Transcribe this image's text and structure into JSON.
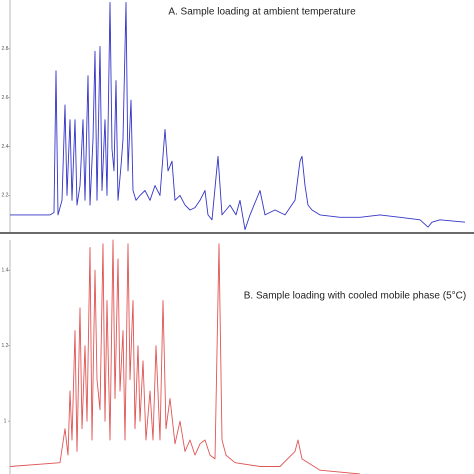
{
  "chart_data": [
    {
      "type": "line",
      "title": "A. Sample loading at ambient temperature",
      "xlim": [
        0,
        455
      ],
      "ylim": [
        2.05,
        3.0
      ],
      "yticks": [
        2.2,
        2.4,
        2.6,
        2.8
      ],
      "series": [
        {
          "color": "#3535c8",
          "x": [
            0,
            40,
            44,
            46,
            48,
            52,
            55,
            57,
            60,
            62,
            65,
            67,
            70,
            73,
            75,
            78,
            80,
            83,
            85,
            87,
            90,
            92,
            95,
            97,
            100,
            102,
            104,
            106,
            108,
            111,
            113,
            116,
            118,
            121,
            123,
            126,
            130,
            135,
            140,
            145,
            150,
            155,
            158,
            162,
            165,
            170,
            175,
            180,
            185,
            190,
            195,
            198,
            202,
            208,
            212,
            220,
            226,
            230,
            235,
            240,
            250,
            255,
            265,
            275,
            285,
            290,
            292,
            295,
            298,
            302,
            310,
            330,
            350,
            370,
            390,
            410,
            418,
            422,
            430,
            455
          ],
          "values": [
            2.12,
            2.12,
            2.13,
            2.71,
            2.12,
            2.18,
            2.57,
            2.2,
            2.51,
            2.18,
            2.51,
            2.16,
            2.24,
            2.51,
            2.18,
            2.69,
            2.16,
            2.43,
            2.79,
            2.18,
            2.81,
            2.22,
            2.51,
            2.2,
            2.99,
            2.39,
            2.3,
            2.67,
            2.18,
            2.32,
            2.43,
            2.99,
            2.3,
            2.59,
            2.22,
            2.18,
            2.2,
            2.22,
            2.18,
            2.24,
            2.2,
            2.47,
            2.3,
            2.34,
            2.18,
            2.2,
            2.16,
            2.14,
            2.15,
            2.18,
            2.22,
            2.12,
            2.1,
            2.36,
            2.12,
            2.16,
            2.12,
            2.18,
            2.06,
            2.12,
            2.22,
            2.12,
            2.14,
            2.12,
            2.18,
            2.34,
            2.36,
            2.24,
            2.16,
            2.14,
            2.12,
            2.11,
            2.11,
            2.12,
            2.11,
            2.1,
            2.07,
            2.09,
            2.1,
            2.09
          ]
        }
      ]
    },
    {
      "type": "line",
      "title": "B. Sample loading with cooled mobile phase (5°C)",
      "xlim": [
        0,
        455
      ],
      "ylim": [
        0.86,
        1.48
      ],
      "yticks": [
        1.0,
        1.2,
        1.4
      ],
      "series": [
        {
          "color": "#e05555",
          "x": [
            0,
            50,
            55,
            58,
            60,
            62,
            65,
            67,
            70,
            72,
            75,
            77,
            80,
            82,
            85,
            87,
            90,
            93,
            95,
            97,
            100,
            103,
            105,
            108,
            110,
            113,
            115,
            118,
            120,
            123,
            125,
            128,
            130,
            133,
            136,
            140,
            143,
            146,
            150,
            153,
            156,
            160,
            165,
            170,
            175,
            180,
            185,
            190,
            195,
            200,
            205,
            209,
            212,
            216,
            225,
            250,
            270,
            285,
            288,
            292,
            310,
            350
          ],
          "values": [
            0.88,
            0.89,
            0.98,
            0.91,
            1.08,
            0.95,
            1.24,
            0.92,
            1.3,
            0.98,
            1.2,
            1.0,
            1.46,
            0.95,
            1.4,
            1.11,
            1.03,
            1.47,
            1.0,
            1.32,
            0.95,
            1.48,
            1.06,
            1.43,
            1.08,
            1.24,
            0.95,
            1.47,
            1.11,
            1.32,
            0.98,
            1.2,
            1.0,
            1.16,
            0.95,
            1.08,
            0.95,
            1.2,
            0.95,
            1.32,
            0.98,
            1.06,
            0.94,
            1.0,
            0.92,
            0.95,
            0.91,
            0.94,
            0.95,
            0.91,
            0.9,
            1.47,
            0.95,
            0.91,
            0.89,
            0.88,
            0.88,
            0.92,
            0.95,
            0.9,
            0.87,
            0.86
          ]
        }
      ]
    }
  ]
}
——
Task objective: Copy the entries above faithfully and omit every image.

The output:
Transcribe this image's text and structure into JSON.
{
  "chart_data": [
    {
      "type": "line",
      "title": "A. Sample loading at ambient temperature",
      "xlim": [
        0,
        455
      ],
      "ylim": [
        2.05,
        3.0
      ],
      "yticks": [
        2.2,
        2.4,
        2.6,
        2.8
      ],
      "series": [
        {
          "color": "#3535c8",
          "x": [
            0,
            40,
            44,
            46,
            48,
            52,
            55,
            57,
            60,
            62,
            65,
            67,
            70,
            73,
            75,
            78,
            80,
            83,
            85,
            87,
            90,
            92,
            95,
            97,
            100,
            102,
            104,
            106,
            108,
            111,
            113,
            116,
            118,
            121,
            123,
            126,
            130,
            135,
            140,
            145,
            150,
            155,
            158,
            162,
            165,
            170,
            175,
            180,
            185,
            190,
            195,
            198,
            202,
            208,
            212,
            220,
            226,
            230,
            235,
            240,
            250,
            255,
            265,
            275,
            285,
            290,
            292,
            295,
            298,
            302,
            310,
            330,
            350,
            370,
            390,
            410,
            418,
            422,
            430,
            455
          ],
          "values": [
            2.12,
            2.12,
            2.13,
            2.71,
            2.12,
            2.18,
            2.57,
            2.2,
            2.51,
            2.18,
            2.51,
            2.16,
            2.24,
            2.51,
            2.18,
            2.69,
            2.16,
            2.43,
            2.79,
            2.18,
            2.81,
            2.22,
            2.51,
            2.2,
            2.99,
            2.39,
            2.3,
            2.67,
            2.18,
            2.32,
            2.43,
            2.99,
            2.3,
            2.59,
            2.22,
            2.18,
            2.2,
            2.22,
            2.18,
            2.24,
            2.2,
            2.47,
            2.3,
            2.34,
            2.18,
            2.2,
            2.16,
            2.14,
            2.15,
            2.18,
            2.22,
            2.12,
            2.1,
            2.36,
            2.12,
            2.16,
            2.12,
            2.18,
            2.06,
            2.12,
            2.22,
            2.12,
            2.14,
            2.12,
            2.18,
            2.34,
            2.36,
            2.24,
            2.16,
            2.14,
            2.12,
            2.11,
            2.11,
            2.12,
            2.11,
            2.1,
            2.07,
            2.09,
            2.1,
            2.09
          ]
        }
      ]
    },
    {
      "type": "line",
      "title": "B. Sample loading with cooled mobile phase (5°C)",
      "xlim": [
        0,
        455
      ],
      "ylim": [
        0.86,
        1.48
      ],
      "yticks": [
        1.0,
        1.2,
        1.4
      ],
      "series": [
        {
          "color": "#e05555",
          "x": [
            0,
            50,
            55,
            58,
            60,
            62,
            65,
            67,
            70,
            72,
            75,
            77,
            80,
            82,
            85,
            87,
            90,
            93,
            95,
            97,
            100,
            103,
            105,
            108,
            110,
            113,
            115,
            118,
            120,
            123,
            125,
            128,
            130,
            133,
            136,
            140,
            143,
            146,
            150,
            153,
            156,
            160,
            165,
            170,
            175,
            180,
            185,
            190,
            195,
            200,
            205,
            209,
            212,
            216,
            225,
            250,
            270,
            285,
            288,
            292,
            310,
            350
          ],
          "values": [
            0.88,
            0.89,
            0.98,
            0.91,
            1.08,
            0.95,
            1.24,
            0.92,
            1.3,
            0.98,
            1.2,
            1.0,
            1.46,
            0.95,
            1.4,
            1.11,
            1.03,
            1.47,
            1.0,
            1.32,
            0.95,
            1.48,
            1.06,
            1.43,
            1.08,
            1.24,
            0.95,
            1.47,
            1.11,
            1.32,
            0.98,
            1.2,
            1.0,
            1.16,
            0.95,
            1.08,
            0.95,
            1.2,
            0.95,
            1.32,
            0.98,
            1.06,
            0.94,
            1.0,
            0.92,
            0.95,
            0.91,
            0.94,
            0.95,
            0.91,
            0.9,
            1.47,
            0.95,
            0.91,
            0.89,
            0.88,
            0.88,
            0.92,
            0.95,
            0.9,
            0.87,
            0.86
          ]
        }
      ]
    }
  ]
}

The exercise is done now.